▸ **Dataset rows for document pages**

* * * * * * *

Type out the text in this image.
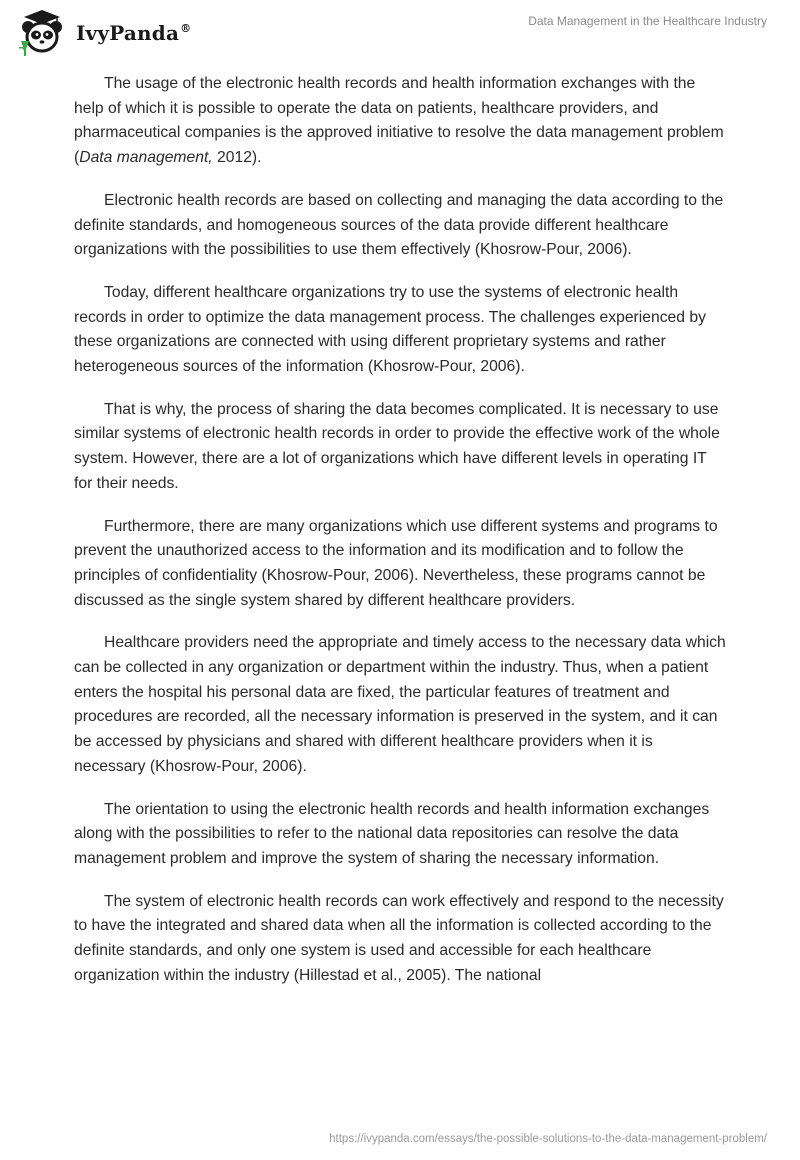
IvyPanda®
Data Management in the Healthcare Industry

The usage of the electronic health records and health information exchanges with the help of which it is possible to operate the data on patients, healthcare providers, and pharmaceutical companies is the approved initiative to resolve the data management problem (Data management, 2012).

Electronic health records are based on collecting and managing the data according to the definite standards, and homogeneous sources of the data provide different healthcare organizations with the possibilities to use them effectively (Khosrow-Pour, 2006).

Today, different healthcare organizations try to use the systems of electronic health records in order to optimize the data management process. The challenges experienced by these organizations are connected with using different proprietary systems and rather heterogeneous sources of the information (Khosrow-Pour, 2006).

That is why, the process of sharing the data becomes complicated. It is necessary to use similar systems of electronic health records in order to provide the effective work of the whole system. However, there are a lot of organizations which have different levels in operating IT for their needs.

Furthermore, there are many organizations which use different systems and programs to prevent the unauthorized access to the information and its modification and to follow the principles of confidentiality (Khosrow-Pour, 2006). Nevertheless, these programs cannot be discussed as the single system shared by different healthcare providers.

Healthcare providers need the appropriate and timely access to the necessary data which can be collected in any organization or department within the industry. Thus, when a patient enters the hospital his personal data are fixed, the particular features of treatment and procedures are recorded, all the necessary information is preserved in the system, and it can be accessed by physicians and shared with different healthcare providers when it is necessary (Khosrow-Pour, 2006).

The orientation to using the electronic health records and health information exchanges along with the possibilities to refer to the national data repositories can resolve the data management problem and improve the system of sharing the necessary information.

The system of electronic health records can work effectively and respond to the necessity to have the integrated and shared data when all the information is collected according to the definite standards, and only one system is used and accessible for each healthcare organization within the industry (Hillestad et al., 2005). The national

https://ivypanda.com/essays/the-possible-solutions-to-the-data-management-problem/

* * * * * * *

▸ **Task instructions**
Exact duplicates of all the entries are required, and no image may appear in them.

▸ **Answer box**
Type out the text in this image.
IvyPanda®
Data Management in the Healthcare Industry

The usage of the electronic health records and health information exchanges with the help of which it is possible to operate the data on patients, healthcare providers, and pharmaceutical companies is the approved initiative to resolve the data management problem (Data management, 2012).

Electronic health records are based on collecting and managing the data according to the definite standards, and homogeneous sources of the data provide different healthcare organizations with the possibilities to use them effectively (Khosrow-Pour, 2006).

Today, different healthcare organizations try to use the systems of electronic health records in order to optimize the data management process. The challenges experienced by these organizations are connected with using different proprietary systems and rather heterogeneous sources of the information (Khosrow-Pour, 2006).

That is why, the process of sharing the data becomes complicated. It is necessary to use similar systems of electronic health records in order to provide the effective work of the whole system. However, there are a lot of organizations which have different levels in operating IT for their needs.

Furthermore, there are many organizations which use different systems and programs to prevent the unauthorized access to the information and its modification and to follow the principles of confidentiality (Khosrow-Pour, 2006). Nevertheless, these programs cannot be discussed as the single system shared by different healthcare providers.

Healthcare providers need the appropriate and timely access to the necessary data which can be collected in any organization or department within the industry. Thus, when a patient enters the hospital his personal data are fixed, the particular features of treatment and procedures are recorded, all the necessary information is preserved in the system, and it can be accessed by physicians and shared with different healthcare providers when it is necessary (Khosrow-Pour, 2006).

The orientation to using the electronic health records and health information exchanges along with the possibilities to refer to the national data repositories can resolve the data management problem and improve the system of sharing the necessary information.

The system of electronic health records can work effectively and respond to the necessity to have the integrated and shared data when all the information is collected according to the definite standards, and only one system is used and accessible for each healthcare organization within the industry (Hillestad et al., 2005). The national

https://ivypanda.com/essays/the-possible-solutions-to-the-data-management-problem/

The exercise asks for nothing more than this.